_WHAT YOU SHOULD DO_
Extract each line holding the word "podsypka" from the entries.
--*--
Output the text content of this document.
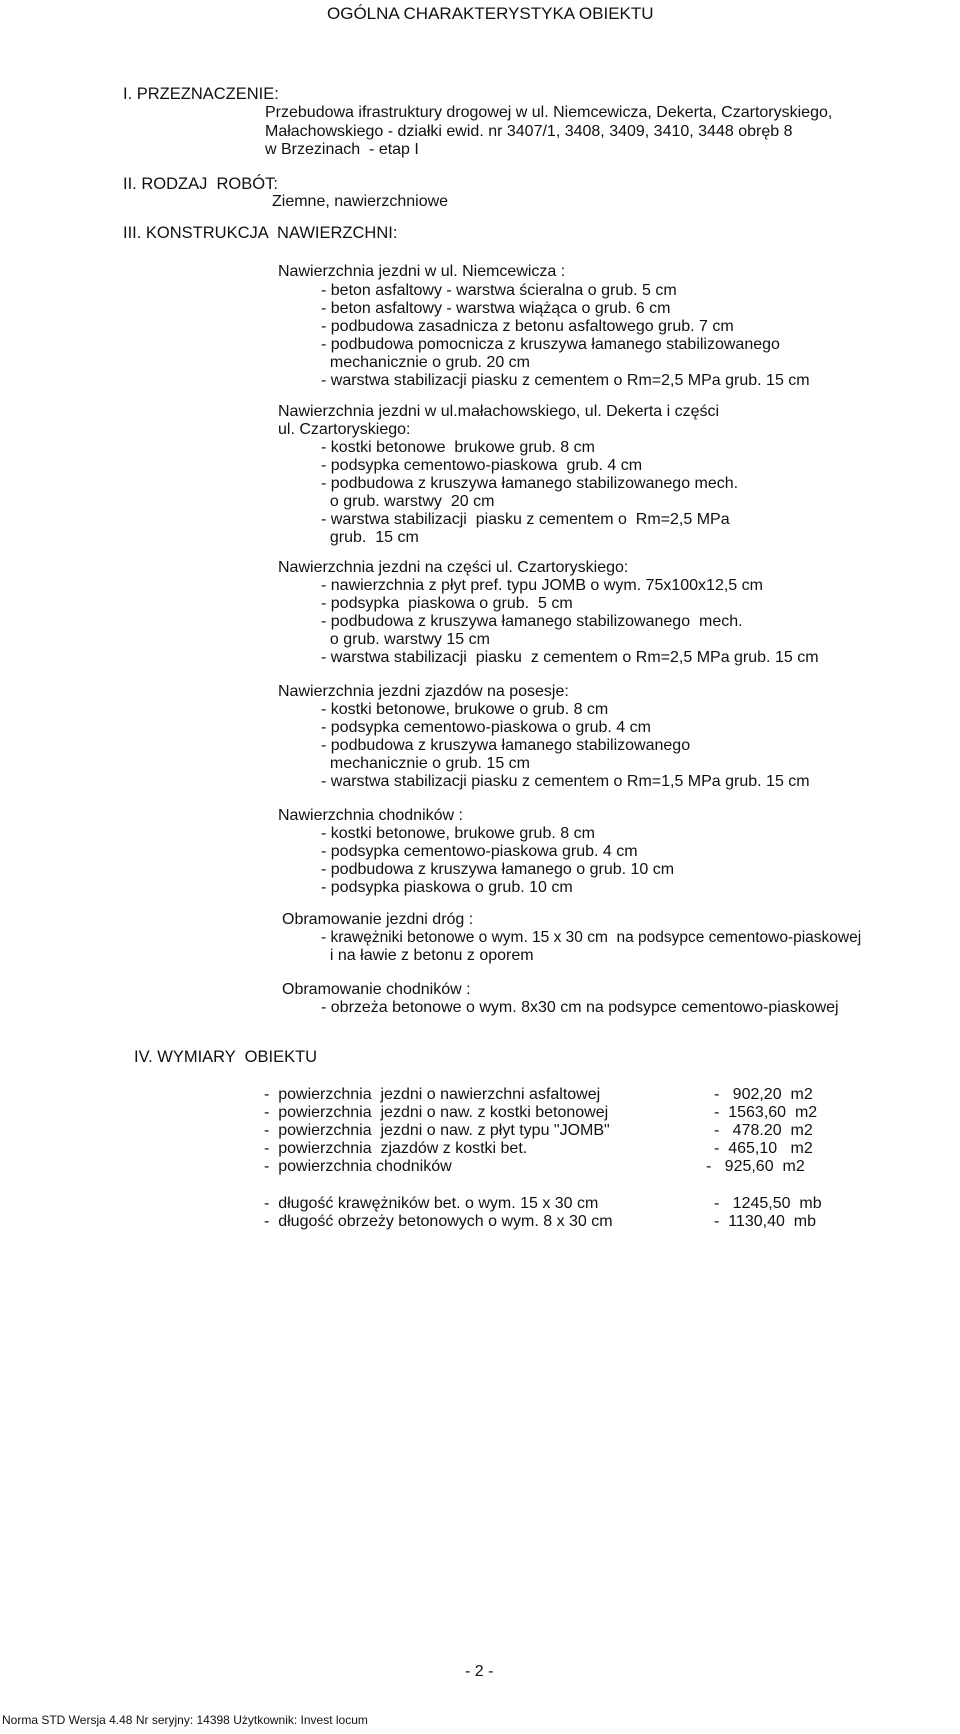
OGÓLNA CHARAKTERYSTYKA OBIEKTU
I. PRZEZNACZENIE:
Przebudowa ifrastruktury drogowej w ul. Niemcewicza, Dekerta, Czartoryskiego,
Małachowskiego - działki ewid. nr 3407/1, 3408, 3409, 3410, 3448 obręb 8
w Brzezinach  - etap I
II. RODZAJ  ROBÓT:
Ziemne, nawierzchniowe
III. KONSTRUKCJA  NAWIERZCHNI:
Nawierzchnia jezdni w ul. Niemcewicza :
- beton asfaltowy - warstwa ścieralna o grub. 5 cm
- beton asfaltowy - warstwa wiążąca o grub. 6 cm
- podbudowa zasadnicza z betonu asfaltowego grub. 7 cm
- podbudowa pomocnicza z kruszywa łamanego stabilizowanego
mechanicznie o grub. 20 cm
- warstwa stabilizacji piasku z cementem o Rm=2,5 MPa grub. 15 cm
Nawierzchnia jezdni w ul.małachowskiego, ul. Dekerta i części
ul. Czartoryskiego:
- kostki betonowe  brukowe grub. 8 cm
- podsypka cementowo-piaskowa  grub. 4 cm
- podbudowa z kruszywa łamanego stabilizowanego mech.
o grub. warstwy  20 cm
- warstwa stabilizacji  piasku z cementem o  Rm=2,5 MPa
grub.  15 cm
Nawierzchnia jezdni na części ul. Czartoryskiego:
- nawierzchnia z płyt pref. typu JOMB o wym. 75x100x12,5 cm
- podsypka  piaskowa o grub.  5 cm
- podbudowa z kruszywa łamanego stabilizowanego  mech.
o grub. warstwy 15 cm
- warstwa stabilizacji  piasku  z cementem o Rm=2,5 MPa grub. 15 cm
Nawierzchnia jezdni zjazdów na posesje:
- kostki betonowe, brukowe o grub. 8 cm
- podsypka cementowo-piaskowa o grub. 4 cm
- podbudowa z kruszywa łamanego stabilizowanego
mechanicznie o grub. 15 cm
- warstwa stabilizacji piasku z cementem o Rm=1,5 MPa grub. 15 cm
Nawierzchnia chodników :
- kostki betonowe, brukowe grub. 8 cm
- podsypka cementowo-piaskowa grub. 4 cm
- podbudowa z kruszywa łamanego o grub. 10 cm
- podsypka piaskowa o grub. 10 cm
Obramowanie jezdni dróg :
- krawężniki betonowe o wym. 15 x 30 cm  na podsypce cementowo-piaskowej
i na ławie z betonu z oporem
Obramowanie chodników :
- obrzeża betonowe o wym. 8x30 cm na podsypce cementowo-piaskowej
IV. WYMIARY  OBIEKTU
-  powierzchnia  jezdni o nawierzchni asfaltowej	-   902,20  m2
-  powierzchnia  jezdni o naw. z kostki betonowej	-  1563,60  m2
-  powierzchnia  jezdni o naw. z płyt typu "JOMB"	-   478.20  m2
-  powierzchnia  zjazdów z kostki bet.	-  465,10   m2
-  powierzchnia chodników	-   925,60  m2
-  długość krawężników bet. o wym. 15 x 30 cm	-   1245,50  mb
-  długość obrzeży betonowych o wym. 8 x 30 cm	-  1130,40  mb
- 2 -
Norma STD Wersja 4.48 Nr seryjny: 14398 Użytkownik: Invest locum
--*--
_TASK SOLUTION_
- podsypka cementowo-piaskowa  grub. 4 cm
- podsypka  piaskowa o grub.  5 cm
- podsypka cementowo-piaskowa o grub. 4 cm
- podsypka cementowo-piaskowa grub. 4 cm
- podsypka piaskowa o grub. 10 cm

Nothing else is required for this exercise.